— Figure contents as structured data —
* * * *

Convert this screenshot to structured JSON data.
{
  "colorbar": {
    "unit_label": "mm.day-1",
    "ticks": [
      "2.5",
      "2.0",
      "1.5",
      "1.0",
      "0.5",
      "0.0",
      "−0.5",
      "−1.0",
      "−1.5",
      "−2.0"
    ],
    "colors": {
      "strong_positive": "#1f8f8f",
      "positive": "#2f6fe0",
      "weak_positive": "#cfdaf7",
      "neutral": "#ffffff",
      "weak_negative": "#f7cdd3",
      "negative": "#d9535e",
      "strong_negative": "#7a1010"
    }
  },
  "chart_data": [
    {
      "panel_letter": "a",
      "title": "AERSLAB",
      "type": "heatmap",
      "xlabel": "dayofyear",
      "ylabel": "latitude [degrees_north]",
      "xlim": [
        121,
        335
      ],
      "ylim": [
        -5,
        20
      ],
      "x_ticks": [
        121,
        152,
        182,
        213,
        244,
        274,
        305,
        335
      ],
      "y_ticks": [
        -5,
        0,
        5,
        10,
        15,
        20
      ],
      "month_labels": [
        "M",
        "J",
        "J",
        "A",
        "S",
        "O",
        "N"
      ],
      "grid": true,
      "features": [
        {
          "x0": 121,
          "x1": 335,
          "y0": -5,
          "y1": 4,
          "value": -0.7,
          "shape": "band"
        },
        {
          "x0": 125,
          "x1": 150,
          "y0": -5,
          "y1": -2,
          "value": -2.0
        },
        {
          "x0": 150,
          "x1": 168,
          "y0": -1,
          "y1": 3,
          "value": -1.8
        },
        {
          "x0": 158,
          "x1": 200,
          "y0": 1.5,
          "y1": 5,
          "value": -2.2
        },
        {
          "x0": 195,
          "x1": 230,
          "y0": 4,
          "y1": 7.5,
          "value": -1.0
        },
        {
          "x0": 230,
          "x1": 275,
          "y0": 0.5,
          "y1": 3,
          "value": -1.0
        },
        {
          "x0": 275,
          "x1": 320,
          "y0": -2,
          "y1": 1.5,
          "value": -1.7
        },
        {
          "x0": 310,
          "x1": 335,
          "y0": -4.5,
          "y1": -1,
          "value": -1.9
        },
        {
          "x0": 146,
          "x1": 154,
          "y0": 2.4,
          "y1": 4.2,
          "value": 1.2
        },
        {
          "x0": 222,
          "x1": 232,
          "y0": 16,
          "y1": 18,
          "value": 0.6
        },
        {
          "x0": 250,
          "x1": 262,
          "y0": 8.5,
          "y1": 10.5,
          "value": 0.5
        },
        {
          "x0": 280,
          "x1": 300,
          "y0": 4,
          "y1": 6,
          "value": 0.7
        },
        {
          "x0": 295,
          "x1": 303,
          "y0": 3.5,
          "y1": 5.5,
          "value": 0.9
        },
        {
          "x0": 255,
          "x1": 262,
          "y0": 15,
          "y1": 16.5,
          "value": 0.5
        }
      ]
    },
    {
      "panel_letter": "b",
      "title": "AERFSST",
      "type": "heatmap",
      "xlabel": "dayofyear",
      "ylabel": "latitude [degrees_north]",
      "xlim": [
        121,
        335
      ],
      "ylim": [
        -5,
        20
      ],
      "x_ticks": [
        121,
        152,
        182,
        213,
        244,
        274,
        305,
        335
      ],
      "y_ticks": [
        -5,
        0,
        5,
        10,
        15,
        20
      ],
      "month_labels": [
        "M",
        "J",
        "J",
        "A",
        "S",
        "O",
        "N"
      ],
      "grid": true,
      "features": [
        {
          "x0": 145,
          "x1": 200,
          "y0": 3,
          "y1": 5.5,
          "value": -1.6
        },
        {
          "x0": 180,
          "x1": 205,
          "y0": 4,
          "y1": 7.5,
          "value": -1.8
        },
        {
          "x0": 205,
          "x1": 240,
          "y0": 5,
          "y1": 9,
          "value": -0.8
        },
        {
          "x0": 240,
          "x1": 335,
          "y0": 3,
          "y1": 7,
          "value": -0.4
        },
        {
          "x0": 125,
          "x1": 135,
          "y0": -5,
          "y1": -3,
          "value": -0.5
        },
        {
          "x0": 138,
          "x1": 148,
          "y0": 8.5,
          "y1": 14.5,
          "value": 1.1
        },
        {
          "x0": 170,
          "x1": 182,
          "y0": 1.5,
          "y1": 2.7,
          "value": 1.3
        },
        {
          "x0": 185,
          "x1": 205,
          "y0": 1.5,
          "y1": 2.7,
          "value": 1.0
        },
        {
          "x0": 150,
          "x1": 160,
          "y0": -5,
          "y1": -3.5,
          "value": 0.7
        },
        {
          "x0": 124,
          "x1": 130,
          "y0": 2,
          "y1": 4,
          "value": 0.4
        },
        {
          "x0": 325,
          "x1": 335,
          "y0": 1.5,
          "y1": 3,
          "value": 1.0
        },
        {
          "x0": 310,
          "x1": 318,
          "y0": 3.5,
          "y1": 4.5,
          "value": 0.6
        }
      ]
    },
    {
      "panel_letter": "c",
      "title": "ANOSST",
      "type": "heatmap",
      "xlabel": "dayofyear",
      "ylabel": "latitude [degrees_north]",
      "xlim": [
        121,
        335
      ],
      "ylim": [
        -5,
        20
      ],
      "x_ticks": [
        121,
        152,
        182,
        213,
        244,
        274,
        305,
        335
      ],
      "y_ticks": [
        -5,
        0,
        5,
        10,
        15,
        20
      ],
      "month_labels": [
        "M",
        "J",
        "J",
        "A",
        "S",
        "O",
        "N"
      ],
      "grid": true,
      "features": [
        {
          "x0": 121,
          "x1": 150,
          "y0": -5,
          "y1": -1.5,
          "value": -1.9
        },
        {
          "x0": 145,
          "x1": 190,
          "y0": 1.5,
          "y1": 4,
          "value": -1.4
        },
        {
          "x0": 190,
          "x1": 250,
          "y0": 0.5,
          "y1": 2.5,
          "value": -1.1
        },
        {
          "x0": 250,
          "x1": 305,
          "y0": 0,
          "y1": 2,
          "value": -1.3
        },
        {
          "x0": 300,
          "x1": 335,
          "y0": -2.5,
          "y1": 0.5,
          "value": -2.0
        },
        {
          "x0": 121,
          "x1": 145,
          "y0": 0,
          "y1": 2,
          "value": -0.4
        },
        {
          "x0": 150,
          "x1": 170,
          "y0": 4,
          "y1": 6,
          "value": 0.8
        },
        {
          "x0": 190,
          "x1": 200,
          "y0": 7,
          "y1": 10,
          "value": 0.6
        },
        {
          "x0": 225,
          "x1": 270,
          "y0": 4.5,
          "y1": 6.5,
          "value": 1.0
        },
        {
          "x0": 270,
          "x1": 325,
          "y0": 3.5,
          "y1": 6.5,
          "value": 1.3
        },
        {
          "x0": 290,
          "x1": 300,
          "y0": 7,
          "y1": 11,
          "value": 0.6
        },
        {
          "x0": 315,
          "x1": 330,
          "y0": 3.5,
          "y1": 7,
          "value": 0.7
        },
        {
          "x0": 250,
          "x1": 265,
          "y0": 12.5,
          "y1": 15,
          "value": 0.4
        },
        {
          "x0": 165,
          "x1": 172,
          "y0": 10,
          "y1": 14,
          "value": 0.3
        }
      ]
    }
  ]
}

* * * *

— STATED EXERCISE —
Retype all of the material, keeping each line exact.

— WORKED ANSWER —
Convert this screenshot to structured JSON data.
{
  "colorbar": {
    "unit_label": "mm.day-1",
    "ticks": [
      "2.5",
      "2.0",
      "1.5",
      "1.0",
      "0.5",
      "0.0",
      "−0.5",
      "−1.0",
      "−1.5",
      "−2.0"
    ],
    "colors": {
      "strong_positive": "#1f8f8f",
      "positive": "#2f6fe0",
      "weak_positive": "#cfdaf7",
      "neutral": "#ffffff",
      "weak_negative": "#f7cdd3",
      "negative": "#d9535e",
      "strong_negative": "#7a1010"
    }
  },
  "chart_data": [
    {
      "panel_letter": "a",
      "title": "AERSLAB",
      "type": "heatmap",
      "xlabel": "dayofyear",
      "ylabel": "latitude [degrees_north]",
      "xlim": [
        121,
        335
      ],
      "ylim": [
        -5,
        20
      ],
      "x_ticks": [
        121,
        152,
        182,
        213,
        244,
        274,
        305,
        335
      ],
      "y_ticks": [
        -5,
        0,
        5,
        10,
        15,
        20
      ],
      "month_labels": [
        "M",
        "J",
        "J",
        "A",
        "S",
        "O",
        "N"
      ],
      "grid": true,
      "features": [
        {
          "x0": 121,
          "x1": 335,
          "y0": -5,
          "y1": 4,
          "value": -0.7,
          "shape": "band"
        },
        {
          "x0": 125,
          "x1": 150,
          "y0": -5,
          "y1": -2,
          "value": -2.0
        },
        {
          "x0": 150,
          "x1": 168,
          "y0": -1,
          "y1": 3,
          "value": -1.8
        },
        {
          "x0": 158,
          "x1": 200,
          "y0": 1.5,
          "y1": 5,
          "value": -2.2
        },
        {
          "x0": 195,
          "x1": 230,
          "y0": 4,
          "y1": 7.5,
          "value": -1.0
        },
        {
          "x0": 230,
          "x1": 275,
          "y0": 0.5,
          "y1": 3,
          "value": -1.0
        },
        {
          "x0": 275,
          "x1": 320,
          "y0": -2,
          "y1": 1.5,
          "value": -1.7
        },
        {
          "x0": 310,
          "x1": 335,
          "y0": -4.5,
          "y1": -1,
          "value": -1.9
        },
        {
          "x0": 146,
          "x1": 154,
          "y0": 2.4,
          "y1": 4.2,
          "value": 1.2
        },
        {
          "x0": 222,
          "x1": 232,
          "y0": 16,
          "y1": 18,
          "value": 0.6
        },
        {
          "x0": 250,
          "x1": 262,
          "y0": 8.5,
          "y1": 10.5,
          "value": 0.5
        },
        {
          "x0": 280,
          "x1": 300,
          "y0": 4,
          "y1": 6,
          "value": 0.7
        },
        {
          "x0": 295,
          "x1": 303,
          "y0": 3.5,
          "y1": 5.5,
          "value": 0.9
        },
        {
          "x0": 255,
          "x1": 262,
          "y0": 15,
          "y1": 16.5,
          "value": 0.5
        }
      ]
    },
    {
      "panel_letter": "b",
      "title": "AERFSST",
      "type": "heatmap",
      "xlabel": "dayofyear",
      "ylabel": "latitude [degrees_north]",
      "xlim": [
        121,
        335
      ],
      "ylim": [
        -5,
        20
      ],
      "x_ticks": [
        121,
        152,
        182,
        213,
        244,
        274,
        305,
        335
      ],
      "y_ticks": [
        -5,
        0,
        5,
        10,
        15,
        20
      ],
      "month_labels": [
        "M",
        "J",
        "J",
        "A",
        "S",
        "O",
        "N"
      ],
      "grid": true,
      "features": [
        {
          "x0": 145,
          "x1": 200,
          "y0": 3,
          "y1": 5.5,
          "value": -1.6
        },
        {
          "x0": 180,
          "x1": 205,
          "y0": 4,
          "y1": 7.5,
          "value": -1.8
        },
        {
          "x0": 205,
          "x1": 240,
          "y0": 5,
          "y1": 9,
          "value": -0.8
        },
        {
          "x0": 240,
          "x1": 335,
          "y0": 3,
          "y1": 7,
          "value": -0.4
        },
        {
          "x0": 125,
          "x1": 135,
          "y0": -5,
          "y1": -3,
          "value": -0.5
        },
        {
          "x0": 138,
          "x1": 148,
          "y0": 8.5,
          "y1": 14.5,
          "value": 1.1
        },
        {
          "x0": 170,
          "x1": 182,
          "y0": 1.5,
          "y1": 2.7,
          "value": 1.3
        },
        {
          "x0": 185,
          "x1": 205,
          "y0": 1.5,
          "y1": 2.7,
          "value": 1.0
        },
        {
          "x0": 150,
          "x1": 160,
          "y0": -5,
          "y1": -3.5,
          "value": 0.7
        },
        {
          "x0": 124,
          "x1": 130,
          "y0": 2,
          "y1": 4,
          "value": 0.4
        },
        {
          "x0": 325,
          "x1": 335,
          "y0": 1.5,
          "y1": 3,
          "value": 1.0
        },
        {
          "x0": 310,
          "x1": 318,
          "y0": 3.5,
          "y1": 4.5,
          "value": 0.6
        }
      ]
    },
    {
      "panel_letter": "c",
      "title": "ANOSST",
      "type": "heatmap",
      "xlabel": "dayofyear",
      "ylabel": "latitude [degrees_north]",
      "xlim": [
        121,
        335
      ],
      "ylim": [
        -5,
        20
      ],
      "x_ticks": [
        121,
        152,
        182,
        213,
        244,
        274,
        305,
        335
      ],
      "y_ticks": [
        -5,
        0,
        5,
        10,
        15,
        20
      ],
      "month_labels": [
        "M",
        "J",
        "J",
        "A",
        "S",
        "O",
        "N"
      ],
      "grid": true,
      "features": [
        {
          "x0": 121,
          "x1": 150,
          "y0": -5,
          "y1": -1.5,
          "value": -1.9
        },
        {
          "x0": 145,
          "x1": 190,
          "y0": 1.5,
          "y1": 4,
          "value": -1.4
        },
        {
          "x0": 190,
          "x1": 250,
          "y0": 0.5,
          "y1": 2.5,
          "value": -1.1
        },
        {
          "x0": 250,
          "x1": 305,
          "y0": 0,
          "y1": 2,
          "value": -1.3
        },
        {
          "x0": 300,
          "x1": 335,
          "y0": -2.5,
          "y1": 0.5,
          "value": -2.0
        },
        {
          "x0": 121,
          "x1": 145,
          "y0": 0,
          "y1": 2,
          "value": -0.4
        },
        {
          "x0": 150,
          "x1": 170,
          "y0": 4,
          "y1": 6,
          "value": 0.8
        },
        {
          "x0": 190,
          "x1": 200,
          "y0": 7,
          "y1": 10,
          "value": 0.6
        },
        {
          "x0": 225,
          "x1": 270,
          "y0": 4.5,
          "y1": 6.5,
          "value": 1.0
        },
        {
          "x0": 270,
          "x1": 325,
          "y0": 3.5,
          "y1": 6.5,
          "value": 1.3
        },
        {
          "x0": 290,
          "x1": 300,
          "y0": 7,
          "y1": 11,
          "value": 0.6
        },
        {
          "x0": 315,
          "x1": 330,
          "y0": 3.5,
          "y1": 7,
          "value": 0.7
        },
        {
          "x0": 250,
          "x1": 265,
          "y0": 12.5,
          "y1": 15,
          "value": 0.4
        },
        {
          "x0": 165,
          "x1": 172,
          "y0": 10,
          "y1": 14,
          "value": 0.3
        }
      ]
    }
  ]
}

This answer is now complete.